## Do this
Report every line from the material that contains the word "success".

___ Data for processing

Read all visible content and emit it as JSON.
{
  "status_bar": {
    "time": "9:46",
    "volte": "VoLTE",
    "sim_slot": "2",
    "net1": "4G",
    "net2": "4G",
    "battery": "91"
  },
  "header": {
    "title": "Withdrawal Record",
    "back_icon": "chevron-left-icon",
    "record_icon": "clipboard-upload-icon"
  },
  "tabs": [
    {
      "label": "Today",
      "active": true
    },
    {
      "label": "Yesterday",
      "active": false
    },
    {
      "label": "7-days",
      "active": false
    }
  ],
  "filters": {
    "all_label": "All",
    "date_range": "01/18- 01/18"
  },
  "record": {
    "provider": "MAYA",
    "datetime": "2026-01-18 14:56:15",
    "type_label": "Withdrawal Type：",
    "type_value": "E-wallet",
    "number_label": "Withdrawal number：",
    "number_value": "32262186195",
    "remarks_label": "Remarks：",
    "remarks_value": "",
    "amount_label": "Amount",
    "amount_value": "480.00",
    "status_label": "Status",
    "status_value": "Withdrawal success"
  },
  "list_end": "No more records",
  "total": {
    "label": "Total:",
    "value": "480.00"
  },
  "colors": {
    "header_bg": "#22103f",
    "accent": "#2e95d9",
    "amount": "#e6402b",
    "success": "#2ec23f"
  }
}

______

## Result of the task
    "status_value": "Withdrawal success"
    "success": "#2ec23f"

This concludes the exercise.